▸ Records to process:

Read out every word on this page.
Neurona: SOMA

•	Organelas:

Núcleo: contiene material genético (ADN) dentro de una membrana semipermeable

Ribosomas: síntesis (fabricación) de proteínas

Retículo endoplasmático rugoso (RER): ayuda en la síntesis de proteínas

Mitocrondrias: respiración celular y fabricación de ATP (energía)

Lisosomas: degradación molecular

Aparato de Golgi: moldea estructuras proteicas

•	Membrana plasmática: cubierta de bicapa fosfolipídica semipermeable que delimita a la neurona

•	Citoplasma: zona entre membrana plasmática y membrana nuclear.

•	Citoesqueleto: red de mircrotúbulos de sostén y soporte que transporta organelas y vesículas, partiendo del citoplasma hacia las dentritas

▸ What this task involves:
Copy out the full set of records precisely, leaving nothing out.

▸ Exercise answer:
Read out every word on this page.
Neurona: SOMA

•	Organelas:

Núcleo: contiene material genético (ADN) dentro de una membrana semipermeable

Ribosomas: síntesis (fabricación) de proteínas

Retículo endoplasmático rugoso (RER): ayuda en la síntesis de proteínas

Mitocrondrias: respiración celular y fabricación de ATP (energía)

Lisosomas: degradación molecular

Aparato de Golgi: moldea estructuras proteicas

•	Membrana plasmática: cubierta de bicapa fosfolipídica semipermeable que delimita a la neurona

•	Citoplasma: zona entre membrana plasmática y membrana nuclear.

•	Citoesqueleto: red de mircrotúbulos de sostén y soporte que transporta organelas y vesículas, partiendo del citoplasma hacia las dentritas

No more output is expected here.